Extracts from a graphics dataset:
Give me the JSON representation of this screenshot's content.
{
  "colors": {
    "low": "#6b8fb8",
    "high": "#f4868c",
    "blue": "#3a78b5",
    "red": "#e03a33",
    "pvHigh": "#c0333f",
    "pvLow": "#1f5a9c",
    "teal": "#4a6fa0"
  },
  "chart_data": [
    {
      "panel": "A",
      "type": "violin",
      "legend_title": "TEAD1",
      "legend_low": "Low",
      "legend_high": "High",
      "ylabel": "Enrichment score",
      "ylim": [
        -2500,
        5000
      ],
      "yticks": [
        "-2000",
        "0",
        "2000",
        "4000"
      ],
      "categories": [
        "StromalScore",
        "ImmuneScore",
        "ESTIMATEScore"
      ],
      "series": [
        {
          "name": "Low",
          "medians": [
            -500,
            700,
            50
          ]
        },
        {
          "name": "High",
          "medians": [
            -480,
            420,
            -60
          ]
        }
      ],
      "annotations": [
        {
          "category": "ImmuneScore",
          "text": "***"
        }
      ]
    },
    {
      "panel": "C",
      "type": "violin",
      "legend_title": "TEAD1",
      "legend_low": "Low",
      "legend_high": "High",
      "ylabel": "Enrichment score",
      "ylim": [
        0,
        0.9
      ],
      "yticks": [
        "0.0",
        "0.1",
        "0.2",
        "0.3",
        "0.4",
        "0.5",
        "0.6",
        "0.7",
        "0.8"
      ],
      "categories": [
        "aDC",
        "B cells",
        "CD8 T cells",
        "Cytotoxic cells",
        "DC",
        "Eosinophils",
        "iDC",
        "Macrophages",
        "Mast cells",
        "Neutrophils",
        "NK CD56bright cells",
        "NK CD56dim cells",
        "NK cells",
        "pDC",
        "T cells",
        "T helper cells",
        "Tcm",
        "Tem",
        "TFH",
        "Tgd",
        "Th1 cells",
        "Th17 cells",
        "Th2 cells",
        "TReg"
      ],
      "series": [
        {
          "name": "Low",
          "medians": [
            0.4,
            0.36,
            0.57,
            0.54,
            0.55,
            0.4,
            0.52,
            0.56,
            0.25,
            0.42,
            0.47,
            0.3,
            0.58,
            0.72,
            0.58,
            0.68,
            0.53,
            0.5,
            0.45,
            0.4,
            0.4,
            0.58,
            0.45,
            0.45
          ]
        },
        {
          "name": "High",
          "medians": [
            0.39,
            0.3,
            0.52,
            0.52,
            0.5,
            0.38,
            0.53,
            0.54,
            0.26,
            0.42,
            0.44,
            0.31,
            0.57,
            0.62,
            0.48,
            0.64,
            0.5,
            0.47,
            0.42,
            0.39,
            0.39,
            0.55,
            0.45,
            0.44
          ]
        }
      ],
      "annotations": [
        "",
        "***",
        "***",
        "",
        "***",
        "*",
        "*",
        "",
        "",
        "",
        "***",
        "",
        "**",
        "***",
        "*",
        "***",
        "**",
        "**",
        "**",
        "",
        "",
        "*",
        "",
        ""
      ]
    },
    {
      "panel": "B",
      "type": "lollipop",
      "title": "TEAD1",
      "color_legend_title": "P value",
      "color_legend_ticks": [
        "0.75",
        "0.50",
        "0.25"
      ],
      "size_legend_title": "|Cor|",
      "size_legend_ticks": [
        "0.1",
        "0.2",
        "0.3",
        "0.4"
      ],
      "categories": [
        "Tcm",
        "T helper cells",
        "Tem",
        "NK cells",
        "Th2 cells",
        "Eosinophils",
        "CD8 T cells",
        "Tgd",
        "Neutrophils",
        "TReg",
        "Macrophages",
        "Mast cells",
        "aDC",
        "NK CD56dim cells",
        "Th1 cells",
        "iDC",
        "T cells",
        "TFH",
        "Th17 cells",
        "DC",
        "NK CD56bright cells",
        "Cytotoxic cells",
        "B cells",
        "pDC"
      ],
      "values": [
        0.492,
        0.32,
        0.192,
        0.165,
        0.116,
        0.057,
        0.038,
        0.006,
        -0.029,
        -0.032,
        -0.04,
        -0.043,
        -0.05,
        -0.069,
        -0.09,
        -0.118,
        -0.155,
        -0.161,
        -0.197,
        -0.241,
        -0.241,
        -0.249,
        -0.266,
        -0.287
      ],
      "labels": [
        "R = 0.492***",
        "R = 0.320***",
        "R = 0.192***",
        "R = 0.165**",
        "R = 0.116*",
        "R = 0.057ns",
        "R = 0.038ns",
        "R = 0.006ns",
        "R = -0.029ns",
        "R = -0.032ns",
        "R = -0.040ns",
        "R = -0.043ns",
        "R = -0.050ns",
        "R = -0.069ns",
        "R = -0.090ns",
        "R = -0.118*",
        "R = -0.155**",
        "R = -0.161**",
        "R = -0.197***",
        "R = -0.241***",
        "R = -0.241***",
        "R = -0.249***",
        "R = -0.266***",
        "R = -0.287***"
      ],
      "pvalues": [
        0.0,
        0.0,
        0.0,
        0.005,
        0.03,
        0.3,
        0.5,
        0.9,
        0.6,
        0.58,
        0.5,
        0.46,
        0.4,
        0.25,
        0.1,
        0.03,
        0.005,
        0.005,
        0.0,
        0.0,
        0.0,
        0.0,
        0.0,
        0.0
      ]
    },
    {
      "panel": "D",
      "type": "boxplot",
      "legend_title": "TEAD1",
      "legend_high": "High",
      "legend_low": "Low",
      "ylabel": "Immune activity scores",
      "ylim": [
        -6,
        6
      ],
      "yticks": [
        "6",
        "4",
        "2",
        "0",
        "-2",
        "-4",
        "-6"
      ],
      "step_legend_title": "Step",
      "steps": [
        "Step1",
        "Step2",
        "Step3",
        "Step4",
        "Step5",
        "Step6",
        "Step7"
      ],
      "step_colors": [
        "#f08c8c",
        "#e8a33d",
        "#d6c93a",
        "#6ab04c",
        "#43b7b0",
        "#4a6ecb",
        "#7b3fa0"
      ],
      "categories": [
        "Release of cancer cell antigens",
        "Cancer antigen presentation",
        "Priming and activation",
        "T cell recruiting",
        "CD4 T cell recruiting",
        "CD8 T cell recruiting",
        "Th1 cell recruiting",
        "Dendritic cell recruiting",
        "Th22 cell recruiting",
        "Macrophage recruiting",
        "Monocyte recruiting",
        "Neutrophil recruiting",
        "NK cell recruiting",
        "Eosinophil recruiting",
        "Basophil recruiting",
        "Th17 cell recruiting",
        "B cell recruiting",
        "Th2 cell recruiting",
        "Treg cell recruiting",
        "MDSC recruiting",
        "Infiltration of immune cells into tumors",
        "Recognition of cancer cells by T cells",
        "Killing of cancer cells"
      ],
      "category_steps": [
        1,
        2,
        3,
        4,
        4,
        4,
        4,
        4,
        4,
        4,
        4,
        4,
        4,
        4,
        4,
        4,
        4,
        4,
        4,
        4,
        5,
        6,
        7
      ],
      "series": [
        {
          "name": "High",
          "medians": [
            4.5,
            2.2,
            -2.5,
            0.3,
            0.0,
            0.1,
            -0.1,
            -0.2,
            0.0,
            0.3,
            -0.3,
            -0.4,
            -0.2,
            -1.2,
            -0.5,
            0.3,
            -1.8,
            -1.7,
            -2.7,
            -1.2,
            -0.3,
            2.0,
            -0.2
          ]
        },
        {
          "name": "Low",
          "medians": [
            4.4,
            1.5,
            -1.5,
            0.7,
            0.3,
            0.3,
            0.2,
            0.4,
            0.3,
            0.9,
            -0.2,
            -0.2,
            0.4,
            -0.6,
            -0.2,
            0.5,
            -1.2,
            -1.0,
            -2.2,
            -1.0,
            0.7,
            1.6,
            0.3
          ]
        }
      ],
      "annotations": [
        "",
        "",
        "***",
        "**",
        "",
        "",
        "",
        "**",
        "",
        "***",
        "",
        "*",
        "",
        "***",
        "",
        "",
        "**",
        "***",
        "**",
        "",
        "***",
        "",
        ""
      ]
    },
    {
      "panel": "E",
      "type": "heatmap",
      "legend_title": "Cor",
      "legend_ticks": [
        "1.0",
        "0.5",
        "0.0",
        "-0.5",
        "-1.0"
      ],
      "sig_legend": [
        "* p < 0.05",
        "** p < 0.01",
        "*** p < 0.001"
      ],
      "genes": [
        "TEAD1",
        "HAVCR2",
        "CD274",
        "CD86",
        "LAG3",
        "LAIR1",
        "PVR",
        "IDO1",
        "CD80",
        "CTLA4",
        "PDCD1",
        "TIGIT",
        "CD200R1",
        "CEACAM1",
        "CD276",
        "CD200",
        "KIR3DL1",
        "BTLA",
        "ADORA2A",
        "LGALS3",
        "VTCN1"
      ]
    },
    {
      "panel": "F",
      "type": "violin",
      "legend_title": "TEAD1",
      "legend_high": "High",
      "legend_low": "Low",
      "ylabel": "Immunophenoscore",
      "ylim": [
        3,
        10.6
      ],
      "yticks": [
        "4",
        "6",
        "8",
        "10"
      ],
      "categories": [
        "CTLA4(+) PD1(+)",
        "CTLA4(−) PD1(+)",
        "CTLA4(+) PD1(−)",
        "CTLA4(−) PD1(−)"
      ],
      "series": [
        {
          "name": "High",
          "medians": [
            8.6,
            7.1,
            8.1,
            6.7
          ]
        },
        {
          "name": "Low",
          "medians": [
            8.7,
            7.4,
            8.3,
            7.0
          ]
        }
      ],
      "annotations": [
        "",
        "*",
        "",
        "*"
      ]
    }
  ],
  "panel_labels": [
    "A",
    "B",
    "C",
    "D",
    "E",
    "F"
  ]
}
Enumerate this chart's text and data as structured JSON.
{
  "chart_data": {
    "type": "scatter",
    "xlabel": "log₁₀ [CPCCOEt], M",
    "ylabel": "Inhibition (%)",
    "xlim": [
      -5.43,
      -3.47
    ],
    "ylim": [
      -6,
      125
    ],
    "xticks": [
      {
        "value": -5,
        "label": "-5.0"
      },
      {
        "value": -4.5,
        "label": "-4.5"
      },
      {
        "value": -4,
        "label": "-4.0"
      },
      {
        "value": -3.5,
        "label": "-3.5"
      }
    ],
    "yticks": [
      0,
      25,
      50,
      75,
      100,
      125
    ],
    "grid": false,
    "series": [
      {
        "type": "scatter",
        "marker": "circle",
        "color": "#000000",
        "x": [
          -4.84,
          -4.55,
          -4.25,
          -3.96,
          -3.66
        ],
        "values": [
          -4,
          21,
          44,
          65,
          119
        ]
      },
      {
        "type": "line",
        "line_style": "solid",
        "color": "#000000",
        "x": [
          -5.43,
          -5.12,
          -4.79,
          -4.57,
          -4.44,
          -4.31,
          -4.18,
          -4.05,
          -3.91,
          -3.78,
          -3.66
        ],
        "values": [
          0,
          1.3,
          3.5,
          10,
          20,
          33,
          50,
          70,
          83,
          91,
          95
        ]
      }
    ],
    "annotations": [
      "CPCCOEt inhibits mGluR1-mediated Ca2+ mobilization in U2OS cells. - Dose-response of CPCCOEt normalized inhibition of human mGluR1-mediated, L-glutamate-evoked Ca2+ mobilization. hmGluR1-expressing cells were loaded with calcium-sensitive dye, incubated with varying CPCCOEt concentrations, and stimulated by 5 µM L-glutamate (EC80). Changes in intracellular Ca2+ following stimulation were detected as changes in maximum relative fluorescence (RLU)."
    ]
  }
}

The task: Each line that includes the string "text" should be copied from the data.

Answer for the task:
          "text": "***"
Enumerate this chart's text and data as structured JSON.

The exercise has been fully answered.